_CHALLENGE_
Will you write out all the entries below exactly?

_INPUT DATA_
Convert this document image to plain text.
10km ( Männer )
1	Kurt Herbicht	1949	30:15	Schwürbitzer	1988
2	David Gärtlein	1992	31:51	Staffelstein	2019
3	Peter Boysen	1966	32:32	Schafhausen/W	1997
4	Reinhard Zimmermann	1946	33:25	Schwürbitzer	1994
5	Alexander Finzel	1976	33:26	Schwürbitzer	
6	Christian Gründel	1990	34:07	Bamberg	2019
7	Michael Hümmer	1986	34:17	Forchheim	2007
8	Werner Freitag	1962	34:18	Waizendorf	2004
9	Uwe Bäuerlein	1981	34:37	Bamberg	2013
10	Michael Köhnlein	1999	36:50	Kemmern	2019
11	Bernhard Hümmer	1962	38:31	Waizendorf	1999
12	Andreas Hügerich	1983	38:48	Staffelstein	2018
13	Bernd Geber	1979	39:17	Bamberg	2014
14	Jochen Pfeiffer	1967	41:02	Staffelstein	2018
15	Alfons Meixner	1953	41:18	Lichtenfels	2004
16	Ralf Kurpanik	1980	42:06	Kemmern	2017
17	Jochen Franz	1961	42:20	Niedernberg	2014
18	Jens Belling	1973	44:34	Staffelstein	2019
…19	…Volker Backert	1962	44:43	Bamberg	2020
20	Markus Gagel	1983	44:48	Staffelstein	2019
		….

_OUTPUT BELOW_
Convert this document image to plain text.
10km ( Männer )
1	Kurt Herbicht	1949	30:15	Schwürbitzer	1988
2	David Gärtlein	1992	31:51	Staffelstein	2019
3	Peter Boysen	1966	32:32	Schafhausen/W	1997
4	Reinhard Zimmermann	1946	33:25	Schwürbitzer	1994
5	Alexander Finzel	1976	33:26	Schwürbitzer	
6	Christian Gründel	1990	34:07	Bamberg	2019
7	Michael Hümmer	1986	34:17	Forchheim	2007
8	Werner Freitag	1962	34:18	Waizendorf	2004
9	Uwe Bäuerlein	1981	34:37	Bamberg	2013
10	Michael Köhnlein	1999	36:50	Kemmern	2019
11	Bernhard Hümmer	1962	38:31	Waizendorf	1999
12	Andreas Hügerich	1983	38:48	Staffelstein	2018
13	Bernd Geber	1979	39:17	Bamberg	2014
14	Jochen Pfeiffer	1967	41:02	Staffelstein	2018
15	Alfons Meixner	1953	41:18	Lichtenfels	2004
16	Ralf Kurpanik	1980	42:06	Kemmern	2017
17	Jochen Franz	1961	42:20	Niedernberg	2014
18	Jens Belling	1973	44:34	Staffelstein	2019
…19	…Volker Backert	1962	44:43	Bamberg	2020
20	Markus Gagel	1983	44:48	Staffelstein	2019
		….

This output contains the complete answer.